→ What is being asked: Send back all the data below, exactly as given.

>> Begin Data supplied

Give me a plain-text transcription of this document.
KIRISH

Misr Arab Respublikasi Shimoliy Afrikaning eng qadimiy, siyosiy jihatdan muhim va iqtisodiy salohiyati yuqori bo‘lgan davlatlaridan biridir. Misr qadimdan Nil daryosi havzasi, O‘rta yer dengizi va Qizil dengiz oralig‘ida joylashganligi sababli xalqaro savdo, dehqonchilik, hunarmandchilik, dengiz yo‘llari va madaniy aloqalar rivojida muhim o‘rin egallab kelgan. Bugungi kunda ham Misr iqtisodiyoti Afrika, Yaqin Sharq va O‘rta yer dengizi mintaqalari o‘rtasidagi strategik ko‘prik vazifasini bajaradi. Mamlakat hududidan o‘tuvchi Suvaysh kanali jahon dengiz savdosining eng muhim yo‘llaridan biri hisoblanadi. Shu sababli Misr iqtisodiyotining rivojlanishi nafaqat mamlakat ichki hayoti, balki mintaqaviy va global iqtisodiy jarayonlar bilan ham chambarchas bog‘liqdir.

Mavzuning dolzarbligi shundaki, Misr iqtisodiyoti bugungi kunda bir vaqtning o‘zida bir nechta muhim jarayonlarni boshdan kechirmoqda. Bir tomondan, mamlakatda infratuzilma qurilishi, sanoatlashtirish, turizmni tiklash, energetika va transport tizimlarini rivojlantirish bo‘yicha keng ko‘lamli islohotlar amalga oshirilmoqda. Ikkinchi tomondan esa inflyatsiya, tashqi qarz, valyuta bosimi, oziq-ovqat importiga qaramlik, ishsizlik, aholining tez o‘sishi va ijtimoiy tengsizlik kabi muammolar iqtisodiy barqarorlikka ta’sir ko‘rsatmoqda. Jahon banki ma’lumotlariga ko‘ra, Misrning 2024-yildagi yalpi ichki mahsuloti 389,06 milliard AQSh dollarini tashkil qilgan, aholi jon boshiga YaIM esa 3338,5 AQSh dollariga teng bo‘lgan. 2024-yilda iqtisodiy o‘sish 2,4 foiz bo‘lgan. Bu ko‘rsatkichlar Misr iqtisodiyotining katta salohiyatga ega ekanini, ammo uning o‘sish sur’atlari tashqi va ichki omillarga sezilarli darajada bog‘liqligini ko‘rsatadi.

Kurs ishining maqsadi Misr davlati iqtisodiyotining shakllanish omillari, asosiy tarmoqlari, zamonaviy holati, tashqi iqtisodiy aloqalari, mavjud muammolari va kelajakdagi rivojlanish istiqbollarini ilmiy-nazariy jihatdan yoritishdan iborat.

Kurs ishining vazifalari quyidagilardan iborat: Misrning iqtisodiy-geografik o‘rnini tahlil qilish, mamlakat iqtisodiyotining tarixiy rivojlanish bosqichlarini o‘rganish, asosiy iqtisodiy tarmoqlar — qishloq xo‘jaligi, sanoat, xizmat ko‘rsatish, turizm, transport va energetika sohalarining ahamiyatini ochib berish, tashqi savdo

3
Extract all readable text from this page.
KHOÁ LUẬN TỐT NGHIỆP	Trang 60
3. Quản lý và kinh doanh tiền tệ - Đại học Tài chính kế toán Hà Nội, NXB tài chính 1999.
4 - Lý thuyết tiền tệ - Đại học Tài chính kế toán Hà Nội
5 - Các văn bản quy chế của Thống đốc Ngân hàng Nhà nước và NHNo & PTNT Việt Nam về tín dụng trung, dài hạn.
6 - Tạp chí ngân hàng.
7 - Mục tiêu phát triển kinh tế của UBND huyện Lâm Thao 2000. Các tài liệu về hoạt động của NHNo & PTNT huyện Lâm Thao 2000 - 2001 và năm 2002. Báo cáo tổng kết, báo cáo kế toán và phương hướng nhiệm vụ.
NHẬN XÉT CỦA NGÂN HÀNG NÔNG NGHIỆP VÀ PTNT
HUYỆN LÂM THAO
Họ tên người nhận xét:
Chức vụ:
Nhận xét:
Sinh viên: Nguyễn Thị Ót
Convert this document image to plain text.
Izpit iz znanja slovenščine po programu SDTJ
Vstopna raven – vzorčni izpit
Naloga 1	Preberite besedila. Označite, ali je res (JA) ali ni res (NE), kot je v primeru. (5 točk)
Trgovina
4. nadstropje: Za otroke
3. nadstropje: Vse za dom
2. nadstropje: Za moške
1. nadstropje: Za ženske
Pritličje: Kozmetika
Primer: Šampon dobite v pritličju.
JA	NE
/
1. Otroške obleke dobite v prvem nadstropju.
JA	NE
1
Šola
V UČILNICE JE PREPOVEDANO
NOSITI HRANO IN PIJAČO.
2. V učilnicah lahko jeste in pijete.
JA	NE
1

>> End Data supplied

→ Response to the task:
Give me a plain-text transcription of this document.
KIRISH

Misr Arab Respublikasi Shimoliy Afrikaning eng qadimiy, siyosiy jihatdan muhim va iqtisodiy salohiyati yuqori bo‘lgan davlatlaridan biridir. Misr qadimdan Nil daryosi havzasi, O‘rta yer dengizi va Qizil dengiz oralig‘ida joylashganligi sababli xalqaro savdo, dehqonchilik, hunarmandchilik, dengiz yo‘llari va madaniy aloqalar rivojida muhim o‘rin egallab kelgan. Bugungi kunda ham Misr iqtisodiyoti Afrika, Yaqin Sharq va O‘rta yer dengizi mintaqalari o‘rtasidagi strategik ko‘prik vazifasini bajaradi. Mamlakat hududidan o‘tuvchi Suvaysh kanali jahon dengiz savdosining eng muhim yo‘llaridan biri hisoblanadi. Shu sababli Misr iqtisodiyotining rivojlanishi nafaqat mamlakat ichki hayoti, balki mintaqaviy va global iqtisodiy jarayonlar bilan ham chambarchas bog‘liqdir.

Mavzuning dolzarbligi shundaki, Misr iqtisodiyoti bugungi kunda bir vaqtning o‘zida bir nechta muhim jarayonlarni boshdan kechirmoqda. Bir tomondan, mamlakatda infratuzilma qurilishi, sanoatlashtirish, turizmni tiklash, energetika va transport tizimlarini rivojlantirish bo‘yicha keng ko‘lamli islohotlar amalga oshirilmoqda. Ikkinchi tomondan esa inflyatsiya, tashqi qarz, valyuta bosimi, oziq-ovqat importiga qaramlik, ishsizlik, aholining tez o‘sishi va ijtimoiy tengsizlik kabi muammolar iqtisodiy barqarorlikka ta’sir ko‘rsatmoqda. Jahon banki ma’lumotlariga ko‘ra, Misrning 2024-yildagi yalpi ichki mahsuloti 389,06 milliard AQSh dollarini tashkil qilgan, aholi jon boshiga YaIM esa 3338,5 AQSh dollariga teng bo‘lgan. 2024-yilda iqtisodiy o‘sish 2,4 foiz bo‘lgan. Bu ko‘rsatkichlar Misr iqtisodiyotining katta salohiyatga ega ekanini, ammo uning o‘sish sur’atlari tashqi va ichki omillarga sezilarli darajada bog‘liqligini ko‘rsatadi.

Kurs ishining maqsadi Misr davlati iqtisodiyotining shakllanish omillari, asosiy tarmoqlari, zamonaviy holati, tashqi iqtisodiy aloqalari, mavjud muammolari va kelajakdagi rivojlanish istiqbollarini ilmiy-nazariy jihatdan yoritishdan iborat.

Kurs ishining vazifalari quyidagilardan iborat: Misrning iqtisodiy-geografik o‘rnini tahlil qilish, mamlakat iqtisodiyotining tarixiy rivojlanish bosqichlarini o‘rganish, asosiy iqtisodiy tarmoqlar — qishloq xo‘jaligi, sanoat, xizmat ko‘rsatish, turizm, transport va energetika sohalarining ahamiyatini ochib berish, tashqi savdo

3
Extract all readable text from this page.
KHOÁ LUẬN TỐT NGHIỆP	Trang 60
3. Quản lý và kinh doanh tiền tệ - Đại học Tài chính kế toán Hà Nội, NXB tài chính 1999.
4 - Lý thuyết tiền tệ - Đại học Tài chính kế toán Hà Nội
5 - Các văn bản quy chế của Thống đốc Ngân hàng Nhà nước và NHNo & PTNT Việt Nam về tín dụng trung, dài hạn.
6 - Tạp chí ngân hàng.
7 - Mục tiêu phát triển kinh tế của UBND huyện Lâm Thao 2000. Các tài liệu về hoạt động của NHNo & PTNT huyện Lâm Thao 2000 - 2001 và năm 2002. Báo cáo tổng kết, báo cáo kế toán và phương hướng nhiệm vụ.
NHẬN XÉT CỦA NGÂN HÀNG NÔNG NGHIỆP VÀ PTNT
HUYỆN LÂM THAO
Họ tên người nhận xét:
Chức vụ:
Nhận xét:
Sinh viên: Nguyễn Thị Ót
Convert this document image to plain text.
Izpit iz znanja slovenščine po programu SDTJ
Vstopna raven – vzorčni izpit
Naloga 1	Preberite besedila. Označite, ali je res (JA) ali ni res (NE), kot je v primeru. (5 točk)
Trgovina
4. nadstropje: Za otroke
3. nadstropje: Vse za dom
2. nadstropje: Za moške
1. nadstropje: Za ženske
Pritličje: Kozmetika
Primer: Šampon dobite v pritličju.
JA	NE
/
1. Otroške obleke dobite v prvem nadstropju.
JA	NE
1
Šola
V UČILNICE JE PREPOVEDANO
NOSITI HRANO IN PIJAČO.
2. V učilnicah lahko jeste in pijete.
JA	NE
1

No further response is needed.